■ DIRECTION ■
Return all lines with the word "icon" in them.

■ LISTED ENTRIES ■
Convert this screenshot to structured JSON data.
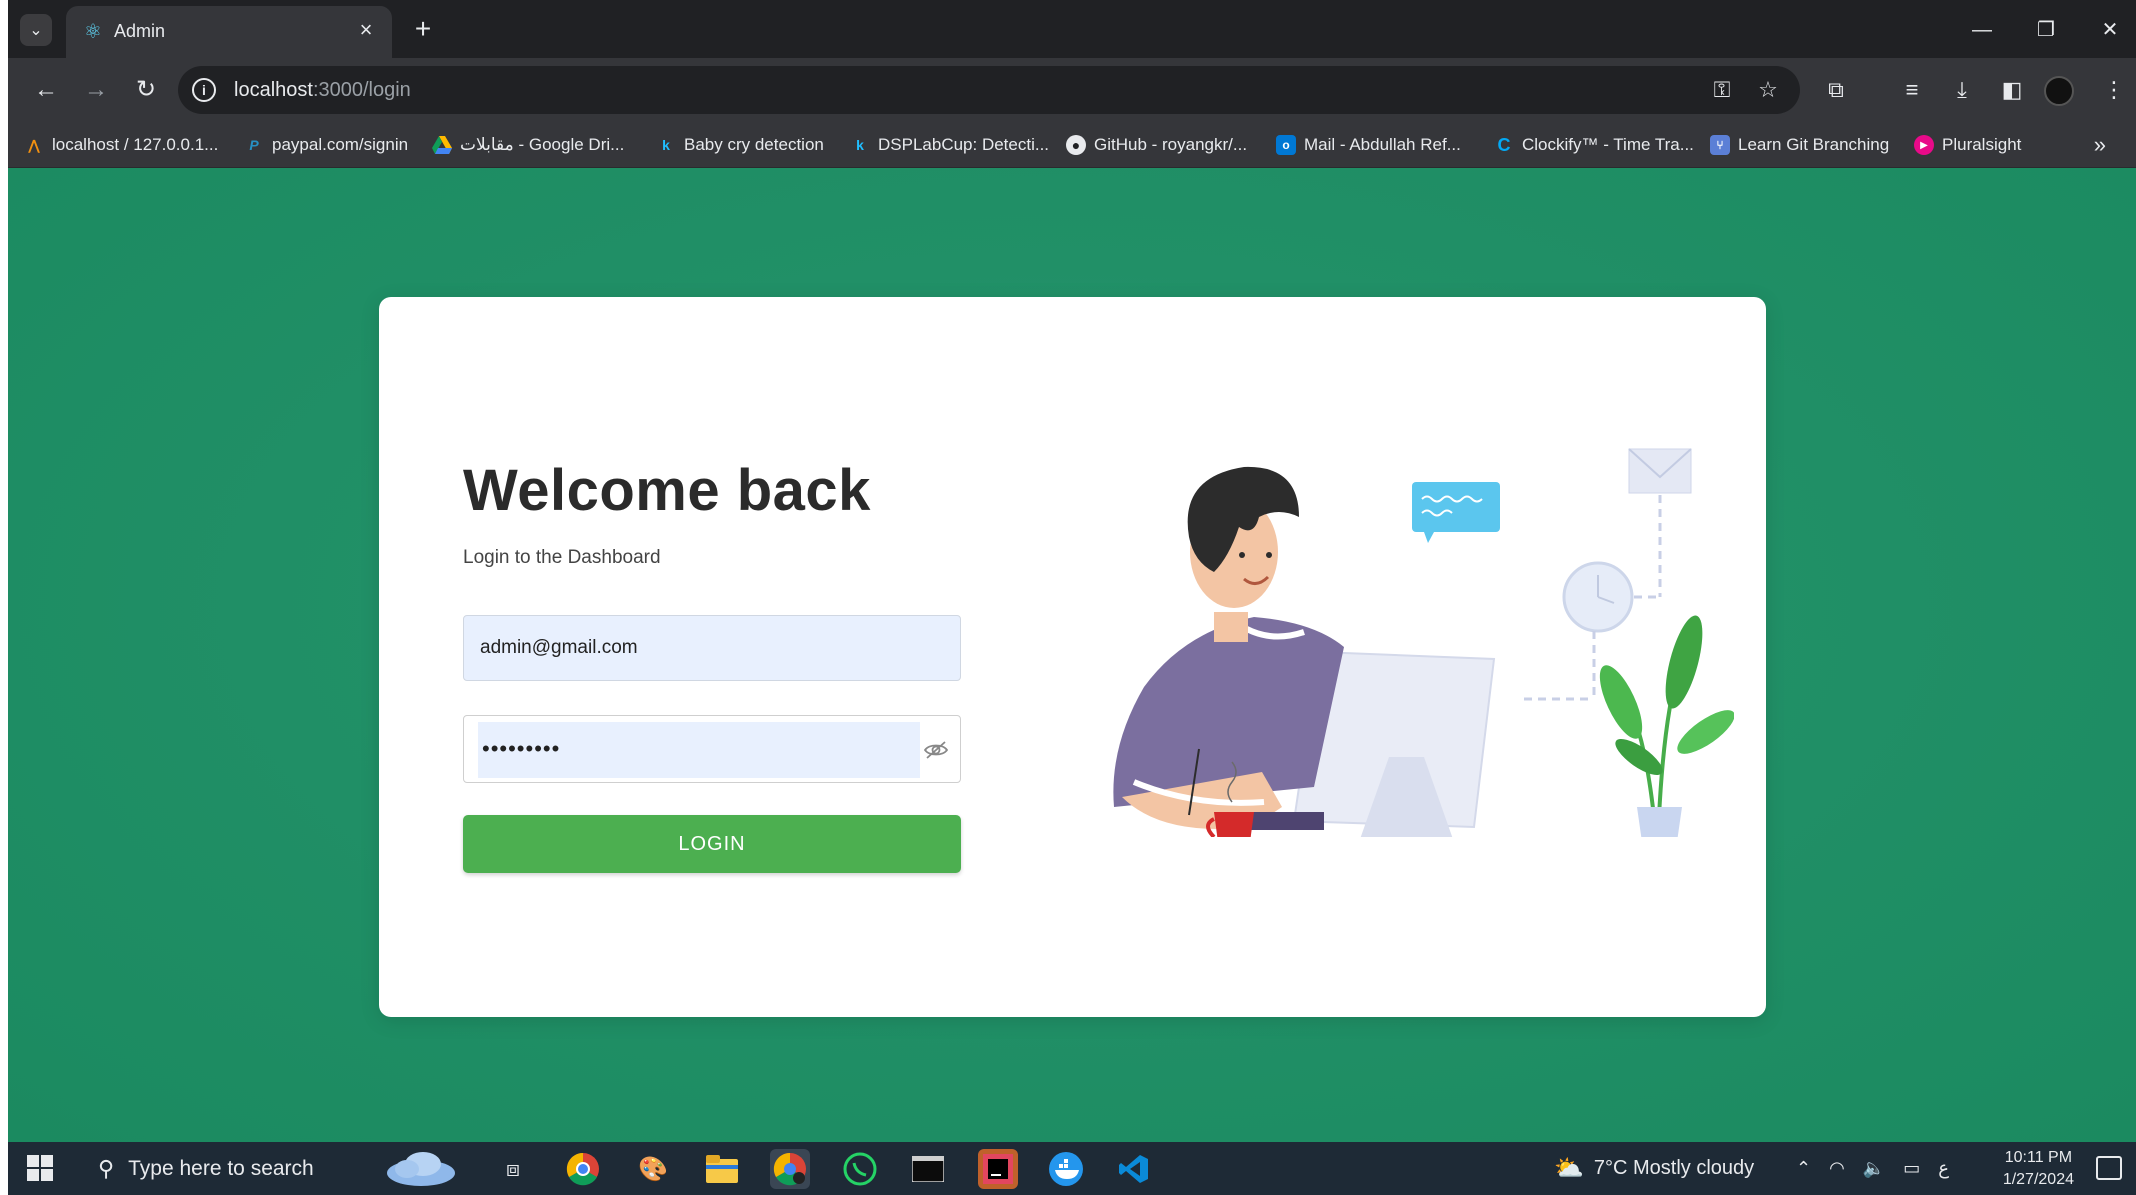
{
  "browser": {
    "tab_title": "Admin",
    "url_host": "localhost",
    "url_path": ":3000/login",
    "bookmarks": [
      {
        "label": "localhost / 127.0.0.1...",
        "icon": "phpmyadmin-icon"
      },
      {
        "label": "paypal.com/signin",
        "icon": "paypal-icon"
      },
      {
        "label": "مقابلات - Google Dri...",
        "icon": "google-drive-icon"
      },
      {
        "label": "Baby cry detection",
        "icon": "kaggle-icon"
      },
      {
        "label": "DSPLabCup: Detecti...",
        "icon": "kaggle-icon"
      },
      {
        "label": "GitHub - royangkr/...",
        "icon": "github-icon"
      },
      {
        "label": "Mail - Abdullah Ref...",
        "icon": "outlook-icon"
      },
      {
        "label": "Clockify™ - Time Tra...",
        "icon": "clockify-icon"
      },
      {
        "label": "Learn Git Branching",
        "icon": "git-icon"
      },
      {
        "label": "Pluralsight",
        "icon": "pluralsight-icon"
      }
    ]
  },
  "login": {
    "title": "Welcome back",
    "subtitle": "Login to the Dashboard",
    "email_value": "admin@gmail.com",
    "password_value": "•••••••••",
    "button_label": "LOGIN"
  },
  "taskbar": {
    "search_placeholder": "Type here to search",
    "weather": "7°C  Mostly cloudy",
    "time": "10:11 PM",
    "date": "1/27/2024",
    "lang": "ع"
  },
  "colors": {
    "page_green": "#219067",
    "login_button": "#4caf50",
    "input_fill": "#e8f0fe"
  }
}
* * *
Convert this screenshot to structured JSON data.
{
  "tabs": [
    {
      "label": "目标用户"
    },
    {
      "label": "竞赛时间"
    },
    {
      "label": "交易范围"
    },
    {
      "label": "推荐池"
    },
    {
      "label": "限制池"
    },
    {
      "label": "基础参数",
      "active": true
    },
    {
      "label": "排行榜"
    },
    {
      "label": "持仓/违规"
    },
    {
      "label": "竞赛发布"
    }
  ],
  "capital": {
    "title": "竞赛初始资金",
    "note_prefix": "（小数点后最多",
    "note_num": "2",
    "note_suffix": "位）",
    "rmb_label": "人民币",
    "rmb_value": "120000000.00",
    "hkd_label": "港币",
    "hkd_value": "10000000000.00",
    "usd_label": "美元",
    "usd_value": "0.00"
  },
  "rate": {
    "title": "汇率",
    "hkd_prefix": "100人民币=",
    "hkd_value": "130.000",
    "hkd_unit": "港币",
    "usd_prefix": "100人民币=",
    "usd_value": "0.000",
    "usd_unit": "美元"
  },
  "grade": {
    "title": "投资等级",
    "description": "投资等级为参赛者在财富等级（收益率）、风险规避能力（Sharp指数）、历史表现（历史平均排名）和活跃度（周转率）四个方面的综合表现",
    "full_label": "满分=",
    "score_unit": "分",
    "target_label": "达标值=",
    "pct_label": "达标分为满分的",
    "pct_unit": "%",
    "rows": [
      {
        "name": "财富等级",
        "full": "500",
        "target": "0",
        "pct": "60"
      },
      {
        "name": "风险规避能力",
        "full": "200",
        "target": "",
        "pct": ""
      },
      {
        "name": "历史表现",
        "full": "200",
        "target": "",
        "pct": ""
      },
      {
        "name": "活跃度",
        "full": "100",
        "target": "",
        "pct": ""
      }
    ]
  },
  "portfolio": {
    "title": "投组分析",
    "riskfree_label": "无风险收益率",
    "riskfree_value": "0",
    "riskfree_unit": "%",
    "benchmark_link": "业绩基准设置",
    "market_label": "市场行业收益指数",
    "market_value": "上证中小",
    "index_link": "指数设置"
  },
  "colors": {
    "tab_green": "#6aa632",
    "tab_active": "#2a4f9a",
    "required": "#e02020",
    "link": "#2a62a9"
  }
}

■ RESULT BELOW ■
        "icon": "phpmyadmin-icon"
        "icon": "paypal-icon"
        "icon": "google-drive-icon"
        "icon": "kaggle-icon"
        "icon": "kaggle-icon"
        "icon": "github-icon"
        "icon": "outlook-icon"
        "icon": "clockify-icon"
        "icon": "git-icon"
        "icon": "pluralsight-icon"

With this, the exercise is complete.